>> BEGIN Materials provided

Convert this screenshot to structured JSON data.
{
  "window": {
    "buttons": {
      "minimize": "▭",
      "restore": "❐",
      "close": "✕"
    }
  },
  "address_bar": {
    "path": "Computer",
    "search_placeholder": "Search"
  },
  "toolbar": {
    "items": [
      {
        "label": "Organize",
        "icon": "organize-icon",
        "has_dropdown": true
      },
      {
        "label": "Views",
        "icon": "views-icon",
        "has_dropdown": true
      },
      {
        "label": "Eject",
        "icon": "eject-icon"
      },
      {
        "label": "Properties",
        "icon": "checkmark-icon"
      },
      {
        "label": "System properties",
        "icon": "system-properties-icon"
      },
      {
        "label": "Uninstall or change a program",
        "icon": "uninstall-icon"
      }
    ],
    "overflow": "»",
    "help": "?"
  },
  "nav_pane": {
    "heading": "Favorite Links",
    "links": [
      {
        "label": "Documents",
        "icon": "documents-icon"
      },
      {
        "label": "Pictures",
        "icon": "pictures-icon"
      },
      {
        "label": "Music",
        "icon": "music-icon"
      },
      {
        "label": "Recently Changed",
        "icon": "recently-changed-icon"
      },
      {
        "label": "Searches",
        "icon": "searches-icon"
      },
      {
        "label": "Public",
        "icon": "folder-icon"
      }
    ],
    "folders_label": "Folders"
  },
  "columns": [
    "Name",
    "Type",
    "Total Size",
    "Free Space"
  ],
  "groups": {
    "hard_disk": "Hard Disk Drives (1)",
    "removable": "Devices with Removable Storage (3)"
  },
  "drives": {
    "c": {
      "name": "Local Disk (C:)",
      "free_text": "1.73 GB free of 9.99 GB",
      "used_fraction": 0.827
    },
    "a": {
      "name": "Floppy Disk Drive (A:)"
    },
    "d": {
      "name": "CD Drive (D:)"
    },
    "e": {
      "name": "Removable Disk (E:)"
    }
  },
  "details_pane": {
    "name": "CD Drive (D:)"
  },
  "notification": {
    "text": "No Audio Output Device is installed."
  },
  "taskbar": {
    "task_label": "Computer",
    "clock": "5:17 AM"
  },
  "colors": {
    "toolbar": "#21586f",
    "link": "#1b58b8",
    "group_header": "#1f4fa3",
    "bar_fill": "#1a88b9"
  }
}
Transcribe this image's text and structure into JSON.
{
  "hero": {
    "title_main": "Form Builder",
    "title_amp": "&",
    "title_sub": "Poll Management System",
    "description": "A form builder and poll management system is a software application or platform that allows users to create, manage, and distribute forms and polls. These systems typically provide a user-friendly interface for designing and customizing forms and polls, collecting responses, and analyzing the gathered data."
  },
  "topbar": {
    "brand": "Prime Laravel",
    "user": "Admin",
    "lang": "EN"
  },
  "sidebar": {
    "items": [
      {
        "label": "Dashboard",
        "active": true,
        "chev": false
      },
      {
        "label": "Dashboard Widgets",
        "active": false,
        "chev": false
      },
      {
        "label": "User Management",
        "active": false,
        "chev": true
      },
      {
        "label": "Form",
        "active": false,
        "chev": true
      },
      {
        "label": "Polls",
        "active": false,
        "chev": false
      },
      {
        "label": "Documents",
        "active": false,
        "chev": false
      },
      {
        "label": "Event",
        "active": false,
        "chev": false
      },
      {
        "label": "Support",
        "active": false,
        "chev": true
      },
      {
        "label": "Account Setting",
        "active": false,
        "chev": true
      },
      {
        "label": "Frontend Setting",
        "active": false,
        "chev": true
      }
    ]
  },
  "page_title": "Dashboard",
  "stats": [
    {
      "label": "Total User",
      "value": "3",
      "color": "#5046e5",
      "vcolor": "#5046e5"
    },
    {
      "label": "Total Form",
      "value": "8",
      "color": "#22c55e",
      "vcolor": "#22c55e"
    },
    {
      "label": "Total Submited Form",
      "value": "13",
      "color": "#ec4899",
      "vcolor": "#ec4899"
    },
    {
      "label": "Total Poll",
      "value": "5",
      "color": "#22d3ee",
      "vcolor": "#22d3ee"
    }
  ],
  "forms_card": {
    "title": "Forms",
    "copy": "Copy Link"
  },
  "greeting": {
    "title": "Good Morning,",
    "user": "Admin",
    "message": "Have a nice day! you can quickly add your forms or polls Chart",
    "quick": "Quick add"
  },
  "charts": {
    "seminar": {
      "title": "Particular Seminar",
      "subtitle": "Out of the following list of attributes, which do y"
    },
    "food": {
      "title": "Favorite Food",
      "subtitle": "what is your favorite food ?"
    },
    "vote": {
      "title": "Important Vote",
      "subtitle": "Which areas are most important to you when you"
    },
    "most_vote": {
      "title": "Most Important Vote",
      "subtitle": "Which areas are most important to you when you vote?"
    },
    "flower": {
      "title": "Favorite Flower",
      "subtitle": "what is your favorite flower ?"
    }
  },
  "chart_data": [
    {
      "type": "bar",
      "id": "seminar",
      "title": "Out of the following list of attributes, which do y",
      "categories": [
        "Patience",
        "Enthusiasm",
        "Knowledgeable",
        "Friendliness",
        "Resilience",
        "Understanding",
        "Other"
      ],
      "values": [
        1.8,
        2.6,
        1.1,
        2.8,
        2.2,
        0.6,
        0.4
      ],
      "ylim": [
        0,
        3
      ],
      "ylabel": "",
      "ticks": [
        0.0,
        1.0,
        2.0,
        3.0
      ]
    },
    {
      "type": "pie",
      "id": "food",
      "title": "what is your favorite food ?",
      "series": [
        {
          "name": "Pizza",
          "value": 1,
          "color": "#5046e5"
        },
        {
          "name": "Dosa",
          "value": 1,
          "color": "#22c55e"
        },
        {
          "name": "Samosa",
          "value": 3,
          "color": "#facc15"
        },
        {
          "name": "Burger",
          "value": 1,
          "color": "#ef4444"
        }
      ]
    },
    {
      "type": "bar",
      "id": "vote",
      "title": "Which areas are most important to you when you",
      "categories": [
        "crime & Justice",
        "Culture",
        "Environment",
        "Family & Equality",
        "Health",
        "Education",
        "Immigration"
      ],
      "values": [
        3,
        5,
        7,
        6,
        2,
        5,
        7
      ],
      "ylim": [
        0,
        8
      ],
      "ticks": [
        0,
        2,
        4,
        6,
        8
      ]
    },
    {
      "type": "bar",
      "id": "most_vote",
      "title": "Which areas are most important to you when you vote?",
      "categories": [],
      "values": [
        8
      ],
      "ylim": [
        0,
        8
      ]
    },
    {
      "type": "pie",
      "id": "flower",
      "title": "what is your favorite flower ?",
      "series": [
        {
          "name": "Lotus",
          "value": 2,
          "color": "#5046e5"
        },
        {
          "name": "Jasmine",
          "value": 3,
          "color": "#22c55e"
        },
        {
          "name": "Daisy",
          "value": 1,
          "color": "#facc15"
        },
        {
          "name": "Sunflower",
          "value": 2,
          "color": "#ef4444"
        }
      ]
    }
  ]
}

>> END Materials provided

▶ _Aim of the task_: Emit the full listing verbatim.

▶ _Problem solution_:
Convert this screenshot to structured JSON data.
{
  "window": {
    "buttons": {
      "minimize": "▭",
      "restore": "❐",
      "close": "✕"
    }
  },
  "address_bar": {
    "path": "Computer",
    "search_placeholder": "Search"
  },
  "toolbar": {
    "items": [
      {
        "label": "Organize",
        "icon": "organize-icon",
        "has_dropdown": true
      },
      {
        "label": "Views",
        "icon": "views-icon",
        "has_dropdown": true
      },
      {
        "label": "Eject",
        "icon": "eject-icon"
      },
      {
        "label": "Properties",
        "icon": "checkmark-icon"
      },
      {
        "label": "System properties",
        "icon": "system-properties-icon"
      },
      {
        "label": "Uninstall or change a program",
        "icon": "uninstall-icon"
      }
    ],
    "overflow": "»",
    "help": "?"
  },
  "nav_pane": {
    "heading": "Favorite Links",
    "links": [
      {
        "label": "Documents",
        "icon": "documents-icon"
      },
      {
        "label": "Pictures",
        "icon": "pictures-icon"
      },
      {
        "label": "Music",
        "icon": "music-icon"
      },
      {
        "label": "Recently Changed",
        "icon": "recently-changed-icon"
      },
      {
        "label": "Searches",
        "icon": "searches-icon"
      },
      {
        "label": "Public",
        "icon": "folder-icon"
      }
    ],
    "folders_label": "Folders"
  },
  "columns": [
    "Name",
    "Type",
    "Total Size",
    "Free Space"
  ],
  "groups": {
    "hard_disk": "Hard Disk Drives (1)",
    "removable": "Devices with Removable Storage (3)"
  },
  "drives": {
    "c": {
      "name": "Local Disk (C:)",
      "free_text": "1.73 GB free of 9.99 GB",
      "used_fraction": 0.827
    },
    "a": {
      "name": "Floppy Disk Drive (A:)"
    },
    "d": {
      "name": "CD Drive (D:)"
    },
    "e": {
      "name": "Removable Disk (E:)"
    }
  },
  "details_pane": {
    "name": "CD Drive (D:)"
  },
  "notification": {
    "text": "No Audio Output Device is installed."
  },
  "taskbar": {
    "task_label": "Computer",
    "clock": "5:17 AM"
  },
  "colors": {
    "toolbar": "#21586f",
    "link": "#1b58b8",
    "group_header": "#1f4fa3",
    "bar_fill": "#1a88b9"
  }
}
Transcribe this image's text and structure into JSON.
{
  "hero": {
    "title_main": "Form Builder",
    "title_amp": "&",
    "title_sub": "Poll Management System",
    "description": "A form builder and poll management system is a software application or platform that allows users to create, manage, and distribute forms and polls. These systems typically provide a user-friendly interface for designing and customizing forms and polls, collecting responses, and analyzing the gathered data."
  },
  "topbar": {
    "brand": "Prime Laravel",
    "user": "Admin",
    "lang": "EN"
  },
  "sidebar": {
    "items": [
      {
        "label": "Dashboard",
        "active": true,
        "chev": false
      },
      {
        "label": "Dashboard Widgets",
        "active": false,
        "chev": false
      },
      {
        "label": "User Management",
        "active": false,
        "chev": true
      },
      {
        "label": "Form",
        "active": false,
        "chev": true
      },
      {
        "label": "Polls",
        "active": false,
        "chev": false
      },
      {
        "label": "Documents",
        "active": false,
        "chev": false
      },
      {
        "label": "Event",
        "active": false,
        "chev": false
      },
      {
        "label": "Support",
        "active": false,
        "chev": true
      },
      {
        "label": "Account Setting",
        "active": false,
        "chev": true
      },
      {
        "label": "Frontend Setting",
        "active": false,
        "chev": true
      }
    ]
  },
  "page_title": "Dashboard",
  "stats": [
    {
      "label": "Total User",
      "value": "3",
      "color": "#5046e5",
      "vcolor": "#5046e5"
    },
    {
      "label": "Total Form",
      "value": "8",
      "color": "#22c55e",
      "vcolor": "#22c55e"
    },
    {
      "label": "Total Submited Form",
      "value": "13",
      "color": "#ec4899",
      "vcolor": "#ec4899"
    },
    {
      "label": "Total Poll",
      "value": "5",
      "color": "#22d3ee",
      "vcolor": "#22d3ee"
    }
  ],
  "forms_card": {
    "title": "Forms",
    "copy": "Copy Link"
  },
  "greeting": {
    "title": "Good Morning,",
    "user": "Admin",
    "message": "Have a nice day! you can quickly add your forms or polls Chart",
    "quick": "Quick add"
  },
  "charts": {
    "seminar": {
      "title": "Particular Seminar",
      "subtitle": "Out of the following list of attributes, which do y"
    },
    "food": {
      "title": "Favorite Food",
      "subtitle": "what is your favorite food ?"
    },
    "vote": {
      "title": "Important Vote",
      "subtitle": "Which areas are most important to you when you"
    },
    "most_vote": {
      "title": "Most Important Vote",
      "subtitle": "Which areas are most important to you when you vote?"
    },
    "flower": {
      "title": "Favorite Flower",
      "subtitle": "what is your favorite flower ?"
    }
  },
  "chart_data": [
    {
      "type": "bar",
      "id": "seminar",
      "title": "Out of the following list of attributes, which do y",
      "categories": [
        "Patience",
        "Enthusiasm",
        "Knowledgeable",
        "Friendliness",
        "Resilience",
        "Understanding",
        "Other"
      ],
      "values": [
        1.8,
        2.6,
        1.1,
        2.8,
        2.2,
        0.6,
        0.4
      ],
      "ylim": [
        0,
        3
      ],
      "ylabel": "",
      "ticks": [
        0.0,
        1.0,
        2.0,
        3.0
      ]
    },
    {
      "type": "pie",
      "id": "food",
      "title": "what is your favorite food ?",
      "series": [
        {
          "name": "Pizza",
          "value": 1,
          "color": "#5046e5"
        },
        {
          "name": "Dosa",
          "value": 1,
          "color": "#22c55e"
        },
        {
          "name": "Samosa",
          "value": 3,
          "color": "#facc15"
        },
        {
          "name": "Burger",
          "value": 1,
          "color": "#ef4444"
        }
      ]
    },
    {
      "type": "bar",
      "id": "vote",
      "title": "Which areas are most important to you when you",
      "categories": [
        "crime & Justice",
        "Culture",
        "Environment",
        "Family & Equality",
        "Health",
        "Education",
        "Immigration"
      ],
      "values": [
        3,
        5,
        7,
        6,
        2,
        5,
        7
      ],
      "ylim": [
        0,
        8
      ],
      "ticks": [
        0,
        2,
        4,
        6,
        8
      ]
    },
    {
      "type": "bar",
      "id": "most_vote",
      "title": "Which areas are most important to you when you vote?",
      "categories": [],
      "values": [
        8
      ],
      "ylim": [
        0,
        8
      ]
    },
    {
      "type": "pie",
      "id": "flower",
      "title": "what is your favorite flower ?",
      "series": [
        {
          "name": "Lotus",
          "value": 2,
          "color": "#5046e5"
        },
        {
          "name": "Jasmine",
          "value": 3,
          "color": "#22c55e"
        },
        {
          "name": "Daisy",
          "value": 1,
          "color": "#facc15"
        },
        {
          "name": "Sunflower",
          "value": 2,
          "color": "#ef4444"
        }
      ]
    }
  ]
}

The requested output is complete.